• Job: Identify all lines in the listing that include the word "الذي", and copy them out.

• Dataset:

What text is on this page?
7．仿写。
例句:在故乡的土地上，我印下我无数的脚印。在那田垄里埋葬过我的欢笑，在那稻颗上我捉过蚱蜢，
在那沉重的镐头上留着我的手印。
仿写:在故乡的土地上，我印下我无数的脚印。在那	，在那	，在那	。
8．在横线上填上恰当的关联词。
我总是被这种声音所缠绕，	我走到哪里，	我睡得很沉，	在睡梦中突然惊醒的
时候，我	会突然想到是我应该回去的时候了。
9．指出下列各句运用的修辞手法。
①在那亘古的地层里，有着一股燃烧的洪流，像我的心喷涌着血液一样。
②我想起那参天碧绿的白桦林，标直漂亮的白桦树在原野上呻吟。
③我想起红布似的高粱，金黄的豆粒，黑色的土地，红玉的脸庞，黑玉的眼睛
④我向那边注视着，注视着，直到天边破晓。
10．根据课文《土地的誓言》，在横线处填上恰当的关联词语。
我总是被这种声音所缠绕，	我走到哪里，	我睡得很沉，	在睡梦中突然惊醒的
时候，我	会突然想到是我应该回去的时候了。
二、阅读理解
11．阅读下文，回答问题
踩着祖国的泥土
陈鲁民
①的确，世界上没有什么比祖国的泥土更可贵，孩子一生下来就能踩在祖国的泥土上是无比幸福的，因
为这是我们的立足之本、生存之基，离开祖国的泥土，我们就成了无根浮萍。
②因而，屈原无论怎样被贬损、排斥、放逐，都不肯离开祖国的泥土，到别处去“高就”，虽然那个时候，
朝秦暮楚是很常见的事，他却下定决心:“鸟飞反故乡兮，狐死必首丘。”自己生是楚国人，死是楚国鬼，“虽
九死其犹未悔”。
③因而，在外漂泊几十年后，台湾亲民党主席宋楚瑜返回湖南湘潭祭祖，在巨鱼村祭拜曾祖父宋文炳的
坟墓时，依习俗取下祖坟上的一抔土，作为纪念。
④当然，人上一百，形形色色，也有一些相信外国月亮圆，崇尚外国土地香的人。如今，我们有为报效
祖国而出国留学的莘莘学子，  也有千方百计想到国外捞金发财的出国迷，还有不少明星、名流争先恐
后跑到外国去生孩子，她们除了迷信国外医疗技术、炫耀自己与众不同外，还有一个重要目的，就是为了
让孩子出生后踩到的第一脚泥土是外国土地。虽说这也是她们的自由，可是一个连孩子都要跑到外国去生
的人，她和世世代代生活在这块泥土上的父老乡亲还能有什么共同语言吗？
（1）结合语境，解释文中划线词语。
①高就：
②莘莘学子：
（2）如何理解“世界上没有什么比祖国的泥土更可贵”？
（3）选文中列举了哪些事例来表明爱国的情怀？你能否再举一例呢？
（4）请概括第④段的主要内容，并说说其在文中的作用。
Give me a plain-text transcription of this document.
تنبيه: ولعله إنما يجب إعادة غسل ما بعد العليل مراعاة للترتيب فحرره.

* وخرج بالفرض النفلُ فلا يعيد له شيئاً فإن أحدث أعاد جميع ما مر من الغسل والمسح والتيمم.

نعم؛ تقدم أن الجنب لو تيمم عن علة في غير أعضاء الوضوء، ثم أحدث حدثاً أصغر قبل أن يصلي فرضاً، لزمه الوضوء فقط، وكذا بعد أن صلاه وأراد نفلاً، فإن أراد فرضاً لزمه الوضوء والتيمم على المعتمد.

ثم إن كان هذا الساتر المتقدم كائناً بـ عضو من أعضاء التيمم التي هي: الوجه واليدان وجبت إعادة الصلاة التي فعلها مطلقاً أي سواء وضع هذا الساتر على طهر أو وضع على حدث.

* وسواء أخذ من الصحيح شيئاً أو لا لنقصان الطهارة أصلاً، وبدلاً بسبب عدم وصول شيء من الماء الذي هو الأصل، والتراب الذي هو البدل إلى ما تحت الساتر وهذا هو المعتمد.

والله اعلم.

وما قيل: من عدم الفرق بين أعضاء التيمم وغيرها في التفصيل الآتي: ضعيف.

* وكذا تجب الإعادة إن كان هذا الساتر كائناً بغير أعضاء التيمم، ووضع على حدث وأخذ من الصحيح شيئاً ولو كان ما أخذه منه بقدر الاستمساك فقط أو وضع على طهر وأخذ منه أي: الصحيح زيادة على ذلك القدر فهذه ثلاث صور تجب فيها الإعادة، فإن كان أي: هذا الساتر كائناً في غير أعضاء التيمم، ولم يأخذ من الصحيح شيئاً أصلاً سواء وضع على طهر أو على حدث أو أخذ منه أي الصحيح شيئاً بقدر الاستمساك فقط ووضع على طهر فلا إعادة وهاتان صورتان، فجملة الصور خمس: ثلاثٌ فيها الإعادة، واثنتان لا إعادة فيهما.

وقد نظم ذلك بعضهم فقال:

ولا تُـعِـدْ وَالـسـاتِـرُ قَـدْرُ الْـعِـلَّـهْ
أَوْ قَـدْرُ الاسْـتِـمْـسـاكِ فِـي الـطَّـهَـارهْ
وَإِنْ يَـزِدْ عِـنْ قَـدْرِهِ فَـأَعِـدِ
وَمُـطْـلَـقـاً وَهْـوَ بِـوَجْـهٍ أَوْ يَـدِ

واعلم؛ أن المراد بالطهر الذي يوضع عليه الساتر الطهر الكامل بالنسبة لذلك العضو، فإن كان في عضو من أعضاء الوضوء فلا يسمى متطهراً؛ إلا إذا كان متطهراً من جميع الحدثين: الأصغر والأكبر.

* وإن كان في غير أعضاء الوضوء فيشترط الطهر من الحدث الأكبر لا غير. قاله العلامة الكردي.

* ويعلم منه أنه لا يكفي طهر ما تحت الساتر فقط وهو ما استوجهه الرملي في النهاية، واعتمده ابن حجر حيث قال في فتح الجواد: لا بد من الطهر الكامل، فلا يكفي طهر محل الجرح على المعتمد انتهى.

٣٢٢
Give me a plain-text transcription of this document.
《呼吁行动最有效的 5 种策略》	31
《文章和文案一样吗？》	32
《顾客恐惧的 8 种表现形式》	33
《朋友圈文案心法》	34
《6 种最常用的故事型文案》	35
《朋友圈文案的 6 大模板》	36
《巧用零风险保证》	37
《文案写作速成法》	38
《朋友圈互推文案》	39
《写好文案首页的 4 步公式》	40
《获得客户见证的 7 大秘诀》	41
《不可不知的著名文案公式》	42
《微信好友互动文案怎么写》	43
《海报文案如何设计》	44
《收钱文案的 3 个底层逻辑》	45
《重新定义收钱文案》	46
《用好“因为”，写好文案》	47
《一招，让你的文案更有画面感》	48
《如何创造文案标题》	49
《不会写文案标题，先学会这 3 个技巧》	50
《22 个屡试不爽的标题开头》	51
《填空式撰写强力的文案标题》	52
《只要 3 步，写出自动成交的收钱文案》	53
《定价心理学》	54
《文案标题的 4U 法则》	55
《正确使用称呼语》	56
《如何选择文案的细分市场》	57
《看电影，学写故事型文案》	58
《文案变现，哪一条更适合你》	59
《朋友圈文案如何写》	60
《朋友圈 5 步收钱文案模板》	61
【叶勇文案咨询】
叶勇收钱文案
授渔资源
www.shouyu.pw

• Correct answer:
* وسواء أخذ من الصحيح شيئاً أو لا لنقصان الطهارة أصلاً، وبدلاً بسبب عدم وصول شيء من الماء الذي هو الأصل، والتراب الذي هو البدل إلى ما تحت الساتر وهذا هو المعتمد.
واعلم؛ أن المراد بالطهر الذي يوضع عليه الساتر الطهر الكامل بالنسبة لذلك العضو، فإن كان في عضو من أعضاء الوضوء فلا يسمى متطهراً؛ إلا إذا كان متطهراً من جميع الحدثين: الأصغر والأكبر.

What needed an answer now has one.